→ **Selection**
Dr Tina Kinsella
Tina Kinsella is a Research Fellow at the Centre for Gender and Women’s Studies, Trinity College Dublin, and Fellow of the Graduate School of Creative Arts and Media (GradCAM), Technological University Dublin. She is Irish-PI on ‘Feminist Art Making Histories’ (@FamhResearch) which is one of 12 research projects funded by the UKRI Arts and Humanities Research Council and Irish Research Council’s flagship funding stream for collaborative research in the digital humanities, Collaboration in the Digital Humanities Research Grants Scheme. Professor Hilary Robinson (Loughborough University) is UK-PI on the FAMH project, Dr Amy Tobin (University of Cambridge) and Dr Elspeth Mitchell (University of Leeds) are Co-I‘s on the project. ‘Feminist Art Making Histories’ will collect, curate, and create an archive of oral histories and ephemera of the feminist art movement in the UK and Ireland from the 1970s onwards. It will make a tangible contribution to what is currently a hidden, yet shared, diverse cultural heritage between the UK and Ireland of feminist artists’ activism.

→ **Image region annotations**
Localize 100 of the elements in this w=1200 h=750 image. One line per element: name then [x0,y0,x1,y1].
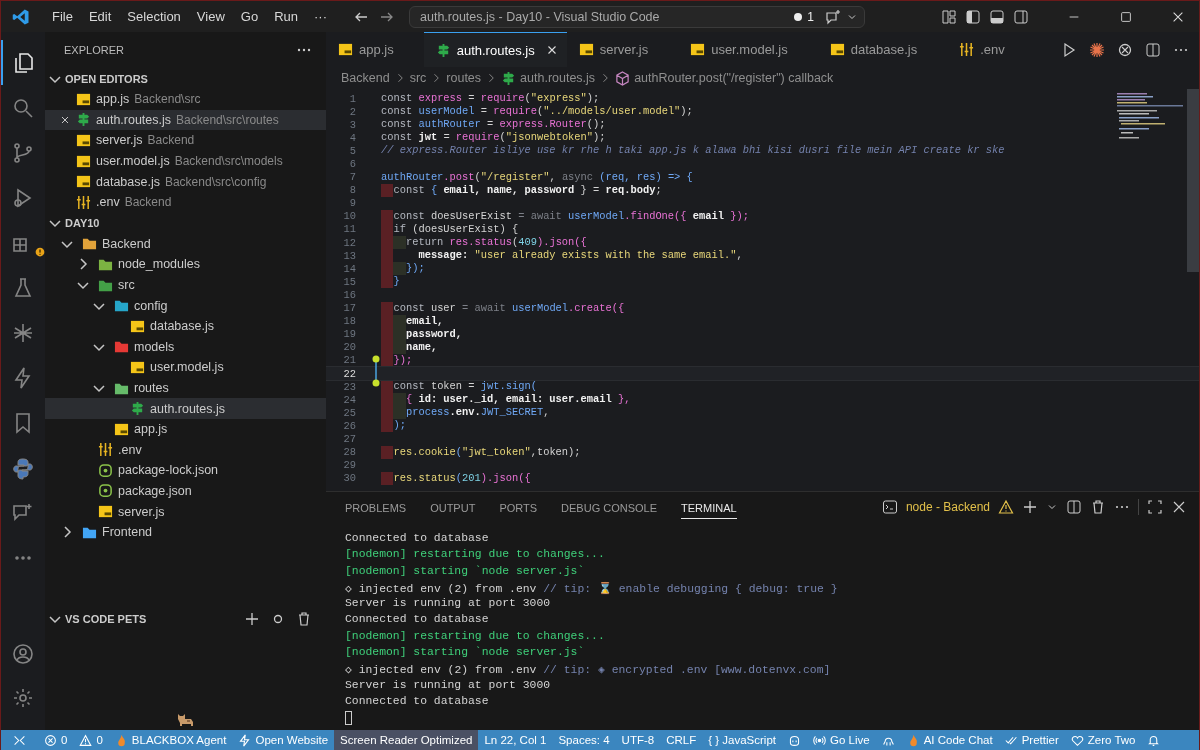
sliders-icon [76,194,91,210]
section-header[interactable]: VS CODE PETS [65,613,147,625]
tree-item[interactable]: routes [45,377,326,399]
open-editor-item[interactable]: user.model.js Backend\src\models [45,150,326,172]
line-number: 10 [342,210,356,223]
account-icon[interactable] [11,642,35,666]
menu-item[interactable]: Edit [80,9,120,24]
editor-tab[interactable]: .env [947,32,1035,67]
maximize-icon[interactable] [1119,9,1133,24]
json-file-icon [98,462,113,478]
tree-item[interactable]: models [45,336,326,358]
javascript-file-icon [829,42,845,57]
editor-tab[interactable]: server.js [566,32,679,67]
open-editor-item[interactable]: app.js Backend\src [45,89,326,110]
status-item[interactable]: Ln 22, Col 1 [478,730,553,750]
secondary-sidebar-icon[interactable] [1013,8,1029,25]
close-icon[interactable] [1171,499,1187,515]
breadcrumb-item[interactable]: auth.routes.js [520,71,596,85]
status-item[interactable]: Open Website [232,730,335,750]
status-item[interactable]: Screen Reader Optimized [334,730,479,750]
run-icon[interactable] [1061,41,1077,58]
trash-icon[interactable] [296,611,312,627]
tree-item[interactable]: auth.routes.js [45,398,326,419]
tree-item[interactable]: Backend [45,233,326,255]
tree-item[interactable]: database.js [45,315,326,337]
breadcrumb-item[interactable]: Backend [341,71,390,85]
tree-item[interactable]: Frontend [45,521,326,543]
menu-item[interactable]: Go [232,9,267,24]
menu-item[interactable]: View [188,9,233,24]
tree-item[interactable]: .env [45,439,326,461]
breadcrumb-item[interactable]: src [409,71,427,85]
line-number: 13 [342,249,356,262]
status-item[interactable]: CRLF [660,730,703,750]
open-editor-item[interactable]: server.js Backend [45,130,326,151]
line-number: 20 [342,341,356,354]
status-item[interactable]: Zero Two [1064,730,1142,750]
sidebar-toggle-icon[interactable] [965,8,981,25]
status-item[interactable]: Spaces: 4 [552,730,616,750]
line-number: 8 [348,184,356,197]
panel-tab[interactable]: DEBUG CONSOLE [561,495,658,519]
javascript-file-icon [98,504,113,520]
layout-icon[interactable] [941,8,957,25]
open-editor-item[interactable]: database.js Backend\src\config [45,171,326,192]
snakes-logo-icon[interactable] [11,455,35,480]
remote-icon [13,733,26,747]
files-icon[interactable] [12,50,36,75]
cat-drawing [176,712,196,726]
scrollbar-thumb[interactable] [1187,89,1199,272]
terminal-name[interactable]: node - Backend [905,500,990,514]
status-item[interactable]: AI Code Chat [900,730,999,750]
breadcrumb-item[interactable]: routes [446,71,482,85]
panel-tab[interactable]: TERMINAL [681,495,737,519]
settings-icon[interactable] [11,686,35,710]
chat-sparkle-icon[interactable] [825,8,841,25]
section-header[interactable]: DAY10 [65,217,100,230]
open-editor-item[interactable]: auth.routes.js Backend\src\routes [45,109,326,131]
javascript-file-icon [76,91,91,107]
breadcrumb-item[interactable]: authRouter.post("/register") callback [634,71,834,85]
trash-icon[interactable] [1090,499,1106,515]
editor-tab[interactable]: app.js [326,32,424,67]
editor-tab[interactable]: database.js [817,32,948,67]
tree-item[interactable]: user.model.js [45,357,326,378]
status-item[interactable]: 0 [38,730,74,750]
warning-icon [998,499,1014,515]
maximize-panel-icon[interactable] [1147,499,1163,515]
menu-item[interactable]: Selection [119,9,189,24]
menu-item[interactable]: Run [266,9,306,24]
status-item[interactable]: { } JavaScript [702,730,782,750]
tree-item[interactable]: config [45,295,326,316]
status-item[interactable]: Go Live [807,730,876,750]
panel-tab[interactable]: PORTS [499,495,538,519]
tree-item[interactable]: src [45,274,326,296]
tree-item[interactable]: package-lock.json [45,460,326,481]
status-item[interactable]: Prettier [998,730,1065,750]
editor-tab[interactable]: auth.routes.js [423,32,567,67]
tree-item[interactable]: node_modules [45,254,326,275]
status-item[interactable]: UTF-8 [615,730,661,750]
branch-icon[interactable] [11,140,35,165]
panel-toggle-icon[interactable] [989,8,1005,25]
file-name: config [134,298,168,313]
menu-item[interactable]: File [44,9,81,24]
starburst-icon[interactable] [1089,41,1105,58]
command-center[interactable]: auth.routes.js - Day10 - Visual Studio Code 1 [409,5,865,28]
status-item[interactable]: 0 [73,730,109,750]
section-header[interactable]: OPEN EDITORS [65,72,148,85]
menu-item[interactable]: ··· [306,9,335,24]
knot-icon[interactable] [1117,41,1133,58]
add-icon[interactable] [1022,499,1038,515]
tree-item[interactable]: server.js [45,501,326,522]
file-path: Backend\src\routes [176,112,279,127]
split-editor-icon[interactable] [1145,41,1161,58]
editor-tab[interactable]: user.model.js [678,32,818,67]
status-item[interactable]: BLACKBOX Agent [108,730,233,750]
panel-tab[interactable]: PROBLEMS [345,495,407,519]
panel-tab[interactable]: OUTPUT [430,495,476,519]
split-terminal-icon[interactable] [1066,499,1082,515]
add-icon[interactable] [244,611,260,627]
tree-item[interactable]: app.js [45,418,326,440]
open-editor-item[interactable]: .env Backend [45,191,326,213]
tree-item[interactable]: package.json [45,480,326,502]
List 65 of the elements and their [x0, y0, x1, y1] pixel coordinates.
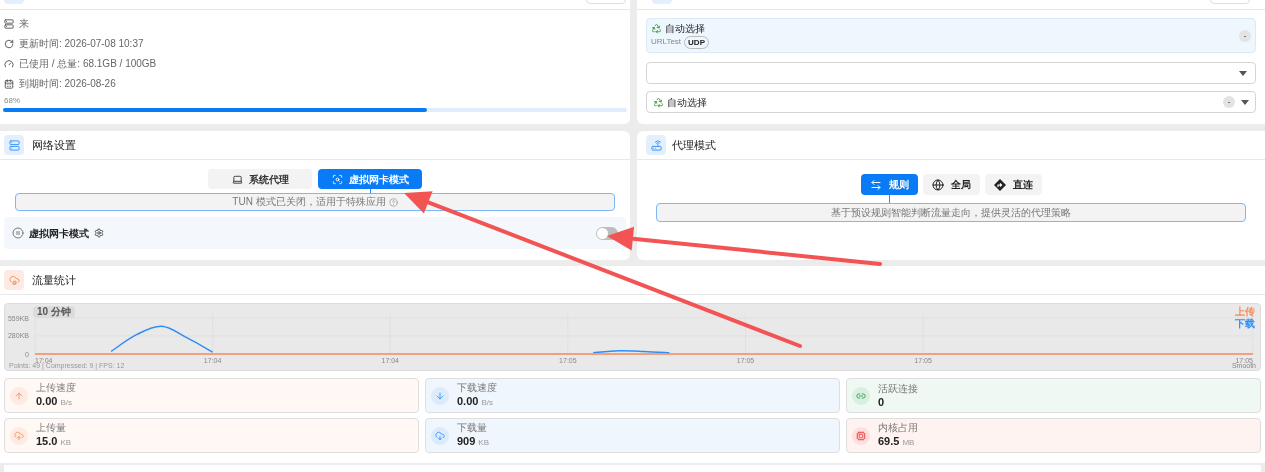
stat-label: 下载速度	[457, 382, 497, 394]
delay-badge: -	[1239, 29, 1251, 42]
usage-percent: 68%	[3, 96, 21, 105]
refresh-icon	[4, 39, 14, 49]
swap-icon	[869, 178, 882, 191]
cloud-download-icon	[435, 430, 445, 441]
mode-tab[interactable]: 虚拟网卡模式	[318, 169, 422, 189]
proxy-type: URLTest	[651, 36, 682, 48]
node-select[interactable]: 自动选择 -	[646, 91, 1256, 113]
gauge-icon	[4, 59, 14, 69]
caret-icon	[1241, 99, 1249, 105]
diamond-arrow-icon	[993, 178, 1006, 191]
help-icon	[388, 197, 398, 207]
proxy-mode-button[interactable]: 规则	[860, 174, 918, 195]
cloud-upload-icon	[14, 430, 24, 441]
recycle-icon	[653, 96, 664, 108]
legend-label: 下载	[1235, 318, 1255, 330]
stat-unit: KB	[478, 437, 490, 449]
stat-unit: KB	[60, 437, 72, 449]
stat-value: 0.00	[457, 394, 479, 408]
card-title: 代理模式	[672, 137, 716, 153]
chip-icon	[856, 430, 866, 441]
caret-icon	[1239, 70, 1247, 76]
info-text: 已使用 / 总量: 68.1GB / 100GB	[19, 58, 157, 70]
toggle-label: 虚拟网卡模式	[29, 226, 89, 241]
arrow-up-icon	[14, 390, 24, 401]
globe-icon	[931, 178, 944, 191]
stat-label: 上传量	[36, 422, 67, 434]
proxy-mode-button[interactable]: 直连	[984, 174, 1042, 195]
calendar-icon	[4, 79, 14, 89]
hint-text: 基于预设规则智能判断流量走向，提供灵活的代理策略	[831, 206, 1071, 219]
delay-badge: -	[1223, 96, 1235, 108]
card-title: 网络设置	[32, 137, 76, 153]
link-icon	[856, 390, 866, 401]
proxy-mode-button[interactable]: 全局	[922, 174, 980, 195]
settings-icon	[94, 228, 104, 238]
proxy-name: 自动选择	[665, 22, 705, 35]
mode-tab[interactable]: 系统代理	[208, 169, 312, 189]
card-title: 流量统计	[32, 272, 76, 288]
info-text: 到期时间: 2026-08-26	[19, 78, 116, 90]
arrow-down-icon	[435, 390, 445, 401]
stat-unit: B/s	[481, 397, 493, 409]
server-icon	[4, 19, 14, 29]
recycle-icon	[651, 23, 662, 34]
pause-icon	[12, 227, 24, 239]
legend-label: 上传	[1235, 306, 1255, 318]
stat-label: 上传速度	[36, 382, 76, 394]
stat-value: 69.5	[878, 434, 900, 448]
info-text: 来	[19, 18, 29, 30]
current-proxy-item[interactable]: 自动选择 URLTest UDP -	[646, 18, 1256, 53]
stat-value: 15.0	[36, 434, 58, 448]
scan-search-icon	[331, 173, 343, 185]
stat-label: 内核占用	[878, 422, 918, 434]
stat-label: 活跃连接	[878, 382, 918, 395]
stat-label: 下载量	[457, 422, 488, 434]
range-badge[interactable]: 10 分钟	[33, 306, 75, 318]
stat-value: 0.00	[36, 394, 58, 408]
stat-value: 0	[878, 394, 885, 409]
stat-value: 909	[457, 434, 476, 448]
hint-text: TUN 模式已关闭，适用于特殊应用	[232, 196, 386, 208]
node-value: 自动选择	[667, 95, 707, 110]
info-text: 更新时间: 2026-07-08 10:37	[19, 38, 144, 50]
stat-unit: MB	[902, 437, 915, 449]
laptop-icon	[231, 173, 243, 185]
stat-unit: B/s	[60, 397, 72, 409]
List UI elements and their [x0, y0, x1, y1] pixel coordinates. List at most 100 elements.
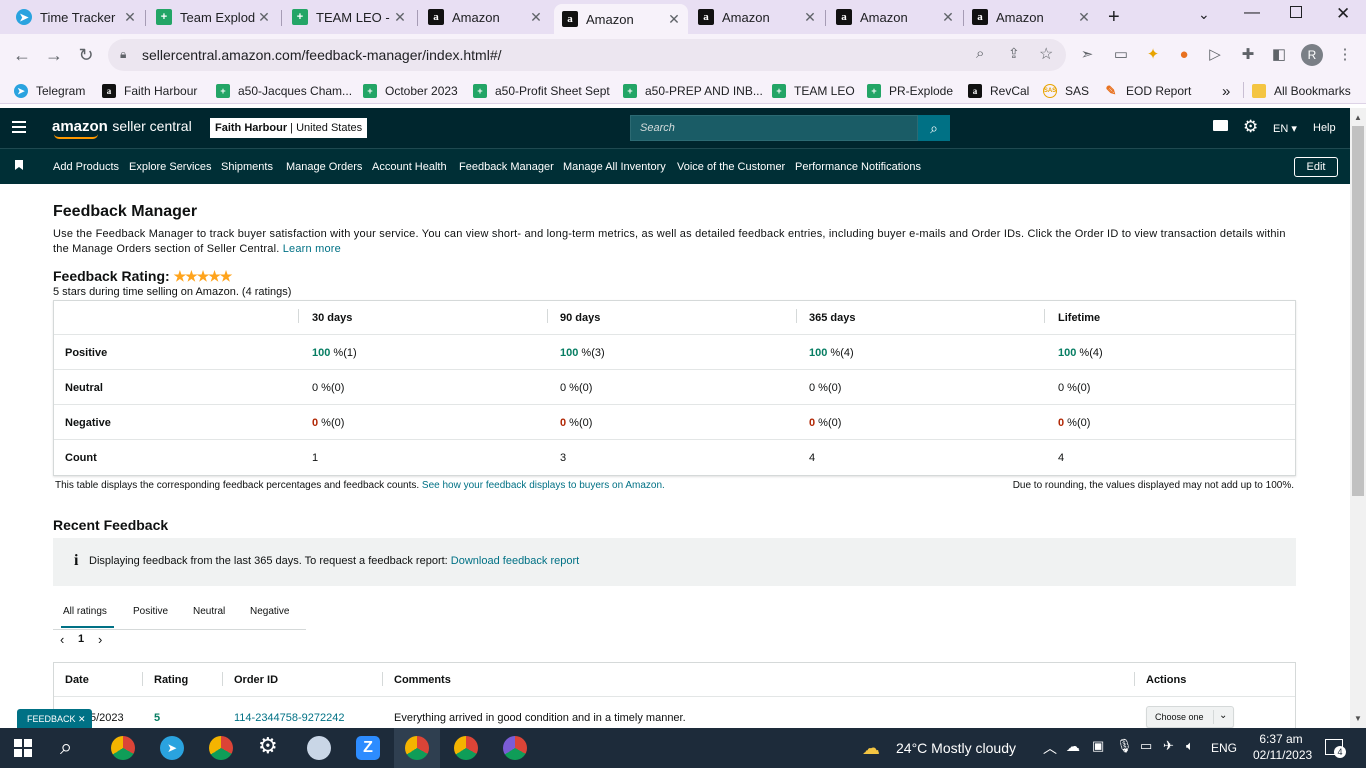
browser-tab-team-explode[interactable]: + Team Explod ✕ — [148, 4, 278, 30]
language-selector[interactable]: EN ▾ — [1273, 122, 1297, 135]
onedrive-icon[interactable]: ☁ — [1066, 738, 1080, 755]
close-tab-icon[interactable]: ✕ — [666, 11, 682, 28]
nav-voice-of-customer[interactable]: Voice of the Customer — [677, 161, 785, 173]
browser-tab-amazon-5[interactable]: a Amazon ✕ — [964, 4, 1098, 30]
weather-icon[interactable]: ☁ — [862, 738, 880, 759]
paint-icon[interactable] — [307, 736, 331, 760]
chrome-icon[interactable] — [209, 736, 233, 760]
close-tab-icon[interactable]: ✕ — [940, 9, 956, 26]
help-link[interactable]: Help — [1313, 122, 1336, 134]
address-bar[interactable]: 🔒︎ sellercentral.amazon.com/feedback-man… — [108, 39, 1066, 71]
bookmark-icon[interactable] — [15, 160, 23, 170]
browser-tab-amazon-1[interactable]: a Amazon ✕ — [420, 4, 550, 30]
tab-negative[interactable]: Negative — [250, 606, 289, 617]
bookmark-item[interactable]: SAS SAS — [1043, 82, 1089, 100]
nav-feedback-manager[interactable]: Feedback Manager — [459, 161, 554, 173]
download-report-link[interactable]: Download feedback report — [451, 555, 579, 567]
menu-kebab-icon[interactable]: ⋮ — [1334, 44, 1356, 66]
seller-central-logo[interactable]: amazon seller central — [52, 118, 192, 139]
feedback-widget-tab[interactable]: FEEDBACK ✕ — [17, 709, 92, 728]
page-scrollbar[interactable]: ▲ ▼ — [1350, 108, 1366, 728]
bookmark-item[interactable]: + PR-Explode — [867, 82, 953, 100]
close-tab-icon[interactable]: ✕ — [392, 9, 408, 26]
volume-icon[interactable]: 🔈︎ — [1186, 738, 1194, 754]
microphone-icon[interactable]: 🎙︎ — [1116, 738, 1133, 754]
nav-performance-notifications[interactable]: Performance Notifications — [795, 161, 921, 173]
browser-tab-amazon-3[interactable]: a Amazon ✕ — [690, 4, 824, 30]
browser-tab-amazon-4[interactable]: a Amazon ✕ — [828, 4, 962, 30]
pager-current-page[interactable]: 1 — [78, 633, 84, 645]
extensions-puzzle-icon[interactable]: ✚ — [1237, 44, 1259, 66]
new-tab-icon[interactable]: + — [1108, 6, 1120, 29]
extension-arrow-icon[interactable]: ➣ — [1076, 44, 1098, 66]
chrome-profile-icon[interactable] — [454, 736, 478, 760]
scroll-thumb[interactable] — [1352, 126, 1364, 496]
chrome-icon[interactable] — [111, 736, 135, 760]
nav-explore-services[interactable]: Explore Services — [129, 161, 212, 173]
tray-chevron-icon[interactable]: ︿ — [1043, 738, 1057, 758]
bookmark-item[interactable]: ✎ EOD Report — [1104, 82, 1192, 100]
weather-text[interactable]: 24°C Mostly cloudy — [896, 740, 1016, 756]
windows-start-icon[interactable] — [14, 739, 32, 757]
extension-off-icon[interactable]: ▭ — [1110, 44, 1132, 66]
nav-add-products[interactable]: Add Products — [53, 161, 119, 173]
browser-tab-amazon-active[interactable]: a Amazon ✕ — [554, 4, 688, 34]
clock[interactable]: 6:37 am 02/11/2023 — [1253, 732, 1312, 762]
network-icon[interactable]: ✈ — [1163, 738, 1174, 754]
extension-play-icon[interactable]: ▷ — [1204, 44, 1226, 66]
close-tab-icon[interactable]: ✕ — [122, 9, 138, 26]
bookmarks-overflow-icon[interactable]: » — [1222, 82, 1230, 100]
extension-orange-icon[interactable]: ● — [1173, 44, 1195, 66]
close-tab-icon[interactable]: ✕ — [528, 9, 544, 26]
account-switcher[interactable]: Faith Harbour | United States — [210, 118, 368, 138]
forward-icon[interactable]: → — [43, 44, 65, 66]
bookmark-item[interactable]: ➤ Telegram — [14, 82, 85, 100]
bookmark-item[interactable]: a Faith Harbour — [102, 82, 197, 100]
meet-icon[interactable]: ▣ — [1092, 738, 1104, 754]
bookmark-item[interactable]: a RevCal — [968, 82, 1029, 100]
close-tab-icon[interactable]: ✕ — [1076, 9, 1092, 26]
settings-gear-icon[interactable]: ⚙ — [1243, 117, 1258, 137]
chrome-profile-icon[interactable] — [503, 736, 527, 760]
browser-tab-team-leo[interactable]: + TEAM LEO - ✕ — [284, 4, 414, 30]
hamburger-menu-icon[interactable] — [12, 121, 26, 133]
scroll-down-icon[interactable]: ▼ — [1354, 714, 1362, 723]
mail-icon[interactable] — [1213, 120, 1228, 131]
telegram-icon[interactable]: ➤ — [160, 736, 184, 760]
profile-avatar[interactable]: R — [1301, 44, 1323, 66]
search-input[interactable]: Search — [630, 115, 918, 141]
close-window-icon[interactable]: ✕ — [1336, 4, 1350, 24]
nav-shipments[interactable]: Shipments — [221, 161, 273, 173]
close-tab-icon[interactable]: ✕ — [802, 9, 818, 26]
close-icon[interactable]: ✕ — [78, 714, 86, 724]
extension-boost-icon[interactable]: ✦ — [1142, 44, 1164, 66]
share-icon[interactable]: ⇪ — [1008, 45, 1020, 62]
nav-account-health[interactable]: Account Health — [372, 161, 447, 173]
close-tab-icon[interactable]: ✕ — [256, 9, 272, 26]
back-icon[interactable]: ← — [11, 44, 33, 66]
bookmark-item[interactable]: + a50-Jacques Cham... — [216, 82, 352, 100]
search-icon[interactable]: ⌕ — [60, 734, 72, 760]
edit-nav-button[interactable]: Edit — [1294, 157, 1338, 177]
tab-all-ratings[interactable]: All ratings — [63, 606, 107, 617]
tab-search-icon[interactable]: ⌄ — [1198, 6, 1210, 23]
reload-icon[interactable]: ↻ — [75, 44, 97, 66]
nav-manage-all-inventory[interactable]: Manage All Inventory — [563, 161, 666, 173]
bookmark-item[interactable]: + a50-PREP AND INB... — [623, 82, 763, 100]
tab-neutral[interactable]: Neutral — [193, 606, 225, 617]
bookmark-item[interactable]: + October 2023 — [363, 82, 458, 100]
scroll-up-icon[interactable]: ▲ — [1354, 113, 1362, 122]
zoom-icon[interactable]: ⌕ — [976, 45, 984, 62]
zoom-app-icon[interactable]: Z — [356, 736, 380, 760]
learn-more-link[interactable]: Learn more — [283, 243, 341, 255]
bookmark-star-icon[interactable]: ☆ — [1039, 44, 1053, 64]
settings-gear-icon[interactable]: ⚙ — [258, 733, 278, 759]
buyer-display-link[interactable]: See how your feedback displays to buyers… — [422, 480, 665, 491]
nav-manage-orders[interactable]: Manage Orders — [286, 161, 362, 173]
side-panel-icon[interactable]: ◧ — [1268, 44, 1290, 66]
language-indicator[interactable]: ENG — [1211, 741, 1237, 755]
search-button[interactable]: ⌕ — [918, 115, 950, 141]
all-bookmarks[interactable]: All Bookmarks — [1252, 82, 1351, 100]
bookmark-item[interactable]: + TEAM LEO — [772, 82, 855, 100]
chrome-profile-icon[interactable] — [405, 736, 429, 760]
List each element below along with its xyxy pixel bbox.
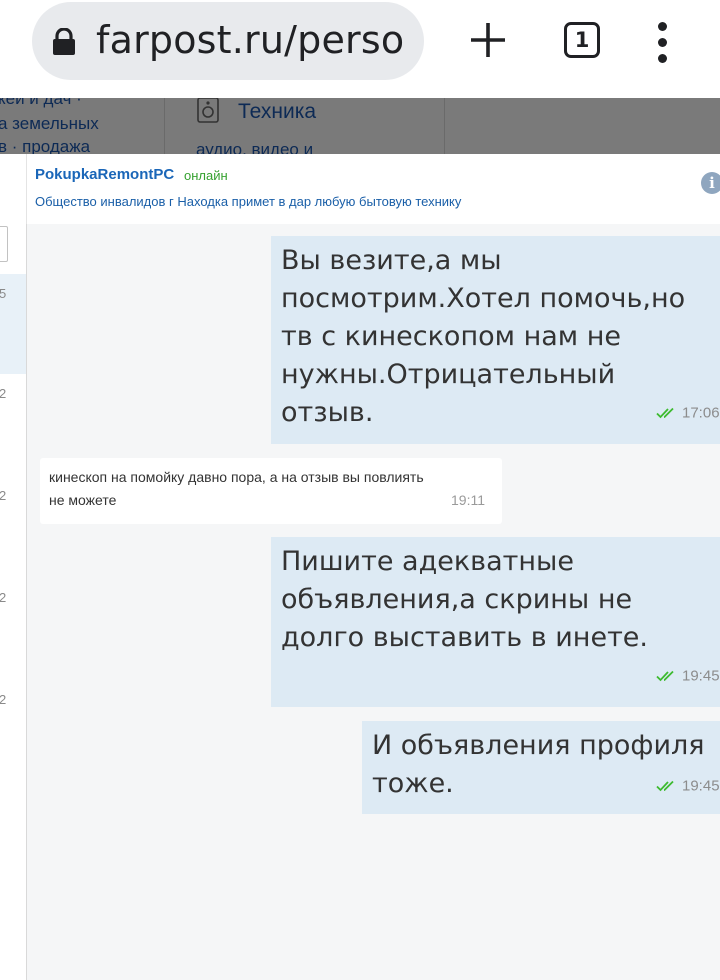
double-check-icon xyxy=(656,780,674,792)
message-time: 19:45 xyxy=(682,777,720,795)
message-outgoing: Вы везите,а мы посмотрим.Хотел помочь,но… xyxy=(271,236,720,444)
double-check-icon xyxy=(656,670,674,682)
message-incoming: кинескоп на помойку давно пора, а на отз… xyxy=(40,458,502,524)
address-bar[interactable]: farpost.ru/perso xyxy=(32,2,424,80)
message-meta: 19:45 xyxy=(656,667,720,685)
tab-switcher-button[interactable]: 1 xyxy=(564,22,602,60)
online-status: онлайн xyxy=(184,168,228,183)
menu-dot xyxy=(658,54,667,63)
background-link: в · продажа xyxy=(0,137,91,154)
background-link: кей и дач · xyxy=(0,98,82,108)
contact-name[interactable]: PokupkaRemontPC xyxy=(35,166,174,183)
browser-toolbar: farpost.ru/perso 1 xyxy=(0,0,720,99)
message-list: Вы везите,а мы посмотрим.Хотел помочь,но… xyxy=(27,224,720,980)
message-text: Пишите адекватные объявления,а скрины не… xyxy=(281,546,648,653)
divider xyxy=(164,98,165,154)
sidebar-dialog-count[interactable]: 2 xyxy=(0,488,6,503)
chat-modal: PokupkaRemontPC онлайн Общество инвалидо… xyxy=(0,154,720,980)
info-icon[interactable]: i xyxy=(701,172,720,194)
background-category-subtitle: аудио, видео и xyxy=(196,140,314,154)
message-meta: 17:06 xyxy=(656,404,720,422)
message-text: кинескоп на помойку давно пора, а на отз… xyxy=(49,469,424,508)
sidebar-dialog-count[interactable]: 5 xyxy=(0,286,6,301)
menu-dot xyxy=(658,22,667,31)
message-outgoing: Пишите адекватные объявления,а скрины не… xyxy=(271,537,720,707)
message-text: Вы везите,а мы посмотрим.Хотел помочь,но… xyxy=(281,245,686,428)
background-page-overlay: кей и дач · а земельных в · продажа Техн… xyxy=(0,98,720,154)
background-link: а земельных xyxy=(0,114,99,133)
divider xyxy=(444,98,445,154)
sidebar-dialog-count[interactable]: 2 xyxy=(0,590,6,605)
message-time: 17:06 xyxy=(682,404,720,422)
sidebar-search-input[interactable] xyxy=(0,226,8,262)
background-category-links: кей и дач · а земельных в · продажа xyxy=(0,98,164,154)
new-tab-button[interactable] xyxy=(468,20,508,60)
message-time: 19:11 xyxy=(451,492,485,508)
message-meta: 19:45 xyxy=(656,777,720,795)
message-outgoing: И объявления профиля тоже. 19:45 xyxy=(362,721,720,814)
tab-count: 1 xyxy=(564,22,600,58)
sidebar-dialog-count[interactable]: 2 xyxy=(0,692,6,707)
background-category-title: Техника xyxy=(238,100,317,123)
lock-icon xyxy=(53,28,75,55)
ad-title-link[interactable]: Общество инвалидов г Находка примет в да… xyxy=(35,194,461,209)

→ **Written instruction 1**
Based on the profile of Tina Kinsella, explain in one to three sentences what the 'Feminist Art Making Histories' archive is meant to accomplish and how the profile characterizes the heritage it addresses.
→ **Written instruction 2**
In the Tina Kinsella profile, who is UK-PI on the FAMH project?
→ **Written instruction 3**
Write the next part of the Tina Kinsella profile, following on from its final sentence.

→ **Exercise result 1**
The project will collect, curate, and create an archive of oral histories and ephemera of the feminist art movement in the UK and Ireland from the 1970s onwards. In doing so it will make a tangible contribution to the cultural heritage of feminist artists' activism, which the profile describes as currently hidden, yet shared between the UK and Ireland, and diverse.

→ **Exercise result 2**
Professor Hilary Robinson of Loughborough University.

→ **Exercise result 3**
Tina’s research portfolio encompasses scholarly publications, cultural criticism and other creative works including collaborations with internationally renowned artists, Aideen Barry, Sarah Browne, Bracha L. Ettinger, Jesse Jones and Alice Maher. She has curated large-scale exhibitions including a joint exhibition of work by Aideen Barry and Alice Maher Fair is Foul & Foul is Fair (Katzen Center, Washington DC, 2019). Tina is globally recognised as an expert in the artistic practice and Matrixial Theory of the Israeli artist, psychoanalyst and philosopher, Bracha L. Ettinger (Marcel Duchamp Chair and Professor of Psychoanalysis and Art at The European Graduate School) who is regarded as one of the most radical thinkers in contemporary French feminist theory. She has presented keynote lectures and invited presentations at international venues such as the Danish Art Academy, the Elliott School of International Affairs, the New York University, the University of Alberta, the Université Dhillali Liabés de Sidi Bel Abbes and Goldsmiths, University of London, the Van Abbemuseum, Artangel at the Swedenborg Society, Irish Museum of Modern Art, Royal Hibernian Academy, Science Gallery, Douglas Hyde Gallery, Dublin City Gallery – The Hugh Lane, Dublin Fringe Festival, Project Arts Centre, The Complex and the Millennium Courts Art Centre. She acted as PhD External Examiner at KU Leuven, the University of Leeds, Central Queensland University and Dublin City University.
Research
Tina has published widely in the fields of modern and contemporary art practice, visual culture, aesthetics, performance studies, philosophy, psychoanalysis, anthropology, maternal studies and legal studies. She is currently working on a monograph on contemporary female artists’ relationship to, and interrogation of, surrealism.
Publications
Tina has published widely in the fields of contemporary art practice, visual culture, aesthetics, performance studies, philosophy, psychoanalysis, anthropology and legal studies. She is currently working on a monograph on contemporary female artists’ relationship to, and interrogation of, surrealism.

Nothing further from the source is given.